» **Records for this task**
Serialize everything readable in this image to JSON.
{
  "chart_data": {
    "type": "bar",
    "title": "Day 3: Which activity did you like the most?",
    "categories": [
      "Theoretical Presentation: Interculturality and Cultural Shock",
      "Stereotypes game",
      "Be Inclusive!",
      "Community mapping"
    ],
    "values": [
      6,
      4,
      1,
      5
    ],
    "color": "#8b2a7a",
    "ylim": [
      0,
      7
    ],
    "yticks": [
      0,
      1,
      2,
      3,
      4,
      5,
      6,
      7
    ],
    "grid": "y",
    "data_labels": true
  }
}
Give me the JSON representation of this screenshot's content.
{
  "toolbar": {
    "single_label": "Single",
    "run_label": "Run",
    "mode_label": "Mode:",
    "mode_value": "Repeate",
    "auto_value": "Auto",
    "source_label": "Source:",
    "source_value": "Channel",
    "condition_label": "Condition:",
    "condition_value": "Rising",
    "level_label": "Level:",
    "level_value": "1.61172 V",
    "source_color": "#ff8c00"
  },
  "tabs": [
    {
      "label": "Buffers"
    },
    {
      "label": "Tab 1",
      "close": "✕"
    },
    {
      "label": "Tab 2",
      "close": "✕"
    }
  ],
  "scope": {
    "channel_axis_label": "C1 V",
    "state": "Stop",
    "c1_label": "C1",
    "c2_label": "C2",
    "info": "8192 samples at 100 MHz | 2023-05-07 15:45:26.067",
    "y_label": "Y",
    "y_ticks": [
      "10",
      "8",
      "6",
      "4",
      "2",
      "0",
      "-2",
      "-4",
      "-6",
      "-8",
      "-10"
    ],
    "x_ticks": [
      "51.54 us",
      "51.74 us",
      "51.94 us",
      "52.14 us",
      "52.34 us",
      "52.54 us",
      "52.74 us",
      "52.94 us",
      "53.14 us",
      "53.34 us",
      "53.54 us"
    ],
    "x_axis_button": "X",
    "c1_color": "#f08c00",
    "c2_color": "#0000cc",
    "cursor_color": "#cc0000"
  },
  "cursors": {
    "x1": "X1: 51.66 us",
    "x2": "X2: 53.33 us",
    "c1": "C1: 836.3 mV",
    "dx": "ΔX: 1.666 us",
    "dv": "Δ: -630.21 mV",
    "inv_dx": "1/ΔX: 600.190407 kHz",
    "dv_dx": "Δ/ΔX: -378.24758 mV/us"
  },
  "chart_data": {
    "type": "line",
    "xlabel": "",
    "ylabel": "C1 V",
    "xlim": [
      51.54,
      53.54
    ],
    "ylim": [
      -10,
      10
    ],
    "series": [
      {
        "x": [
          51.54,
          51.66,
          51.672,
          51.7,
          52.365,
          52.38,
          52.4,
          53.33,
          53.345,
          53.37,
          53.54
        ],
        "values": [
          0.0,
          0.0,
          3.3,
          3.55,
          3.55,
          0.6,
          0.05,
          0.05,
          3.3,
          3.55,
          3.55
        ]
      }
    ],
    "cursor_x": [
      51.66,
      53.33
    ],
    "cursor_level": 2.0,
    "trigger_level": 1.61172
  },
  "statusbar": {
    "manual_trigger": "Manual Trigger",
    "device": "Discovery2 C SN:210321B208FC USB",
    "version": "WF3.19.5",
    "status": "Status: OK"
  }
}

» **Short problem**
Repeat the material word for word, in full.

» **Response to the task**
Serialize everything readable in this image to JSON.
{
  "chart_data": {
    "type": "bar",
    "title": "Day 3: Which activity did you like the most?",
    "categories": [
      "Theoretical Presentation: Interculturality and Cultural Shock",
      "Stereotypes game",
      "Be Inclusive!",
      "Community mapping"
    ],
    "values": [
      6,
      4,
      1,
      5
    ],
    "color": "#8b2a7a",
    "ylim": [
      0,
      7
    ],
    "yticks": [
      0,
      1,
      2,
      3,
      4,
      5,
      6,
      7
    ],
    "grid": "y",
    "data_labels": true
  }
}
Give me the JSON representation of this screenshot's content.
{
  "toolbar": {
    "single_label": "Single",
    "run_label": "Run",
    "mode_label": "Mode:",
    "mode_value": "Repeate",
    "auto_value": "Auto",
    "source_label": "Source:",
    "source_value": "Channel",
    "condition_label": "Condition:",
    "condition_value": "Rising",
    "level_label": "Level:",
    "level_value": "1.61172 V",
    "source_color": "#ff8c00"
  },
  "tabs": [
    {
      "label": "Buffers"
    },
    {
      "label": "Tab 1",
      "close": "✕"
    },
    {
      "label": "Tab 2",
      "close": "✕"
    }
  ],
  "scope": {
    "channel_axis_label": "C1 V",
    "state": "Stop",
    "c1_label": "C1",
    "c2_label": "C2",
    "info": "8192 samples at 100 MHz | 2023-05-07 15:45:26.067",
    "y_label": "Y",
    "y_ticks": [
      "10",
      "8",
      "6",
      "4",
      "2",
      "0",
      "-2",
      "-4",
      "-6",
      "-8",
      "-10"
    ],
    "x_ticks": [
      "51.54 us",
      "51.74 us",
      "51.94 us",
      "52.14 us",
      "52.34 us",
      "52.54 us",
      "52.74 us",
      "52.94 us",
      "53.14 us",
      "53.34 us",
      "53.54 us"
    ],
    "x_axis_button": "X",
    "c1_color": "#f08c00",
    "c2_color": "#0000cc",
    "cursor_color": "#cc0000"
  },
  "cursors": {
    "x1": "X1: 51.66 us",
    "x2": "X2: 53.33 us",
    "c1": "C1: 836.3 mV",
    "dx": "ΔX: 1.666 us",
    "dv": "Δ: -630.21 mV",
    "inv_dx": "1/ΔX: 600.190407 kHz",
    "dv_dx": "Δ/ΔX: -378.24758 mV/us"
  },
  "chart_data": {
    "type": "line",
    "xlabel": "",
    "ylabel": "C1 V",
    "xlim": [
      51.54,
      53.54
    ],
    "ylim": [
      -10,
      10
    ],
    "series": [
      {
        "x": [
          51.54,
          51.66,
          51.672,
          51.7,
          52.365,
          52.38,
          52.4,
          53.33,
          53.345,
          53.37,
          53.54
        ],
        "values": [
          0.0,
          0.0,
          3.3,
          3.55,
          3.55,
          0.6,
          0.05,
          0.05,
          3.3,
          3.55,
          3.55
        ]
      }
    ],
    "cursor_x": [
      51.66,
      53.33
    ],
    "cursor_level": 2.0,
    "trigger_level": 1.61172
  },
  "statusbar": {
    "manual_trigger": "Manual Trigger",
    "device": "Discovery2 C SN:210321B208FC USB",
    "version": "WF3.19.5",
    "status": "Status: OK"
  }
}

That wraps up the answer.